═════ Supplied information
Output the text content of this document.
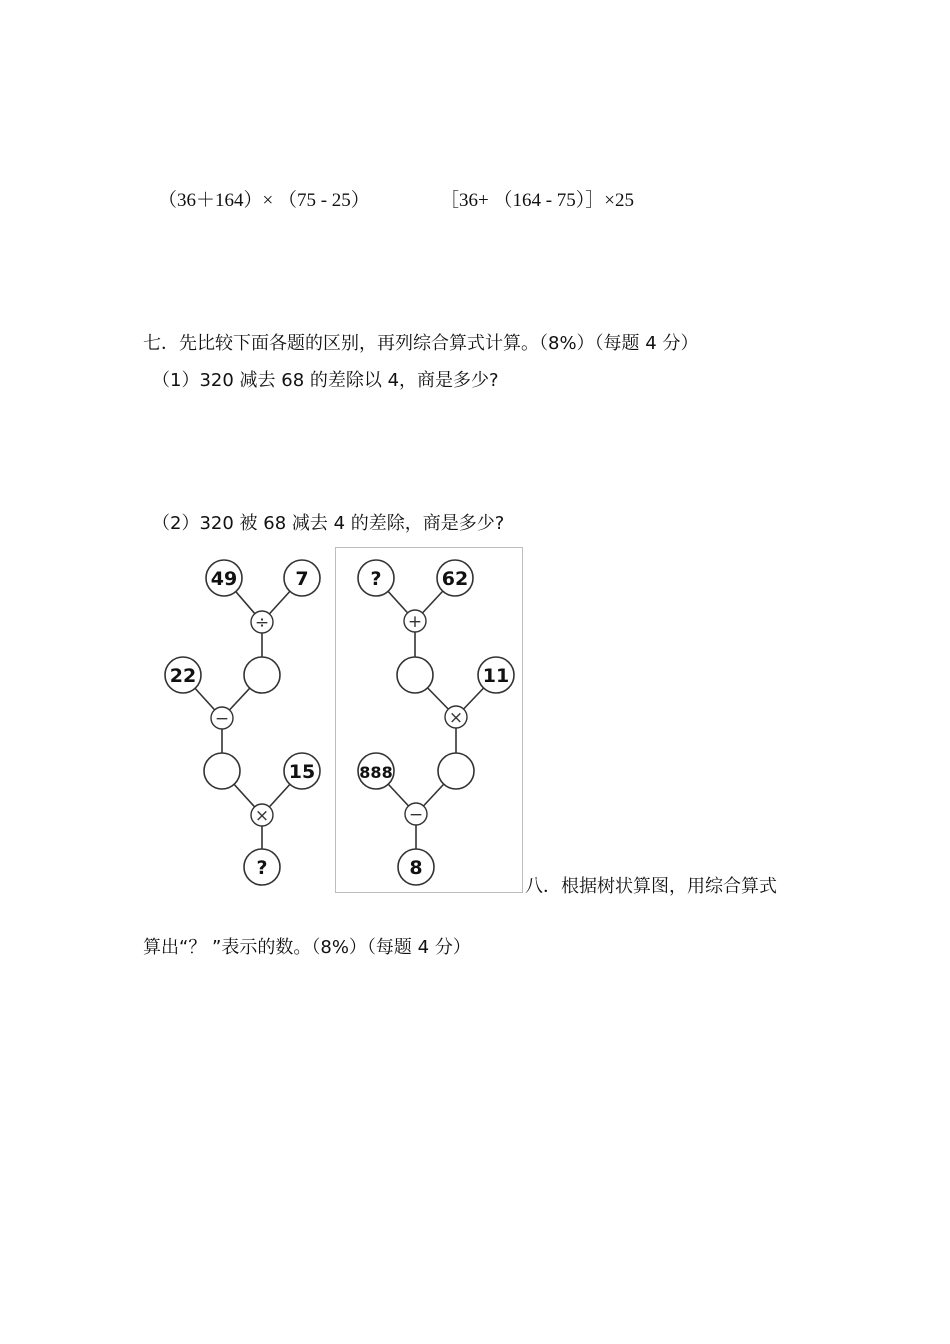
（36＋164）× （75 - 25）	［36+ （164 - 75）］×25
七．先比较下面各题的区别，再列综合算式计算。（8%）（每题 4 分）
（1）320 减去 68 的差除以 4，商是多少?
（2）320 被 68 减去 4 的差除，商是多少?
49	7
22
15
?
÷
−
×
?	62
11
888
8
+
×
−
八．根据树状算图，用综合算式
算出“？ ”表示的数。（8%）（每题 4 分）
══════════
Reproduce the entries above without change, omitting all pictures.

Output the text content of this document.
（36＋164）× （75 - 25）	［36+ （164 - 75）］×25
七．先比较下面各题的区别，再列综合算式计算。（8%）（每题 4 分）
（1）320 减去 68 的差除以 4，商是多少?
（2）320 被 68 减去 4 的差除，商是多少?
49	7
22
15
?
÷
−
×
?	62
11
888
8
+
×
−
八．根据树状算图，用综合算式
算出“？ ”表示的数。（8%）（每题 4 分）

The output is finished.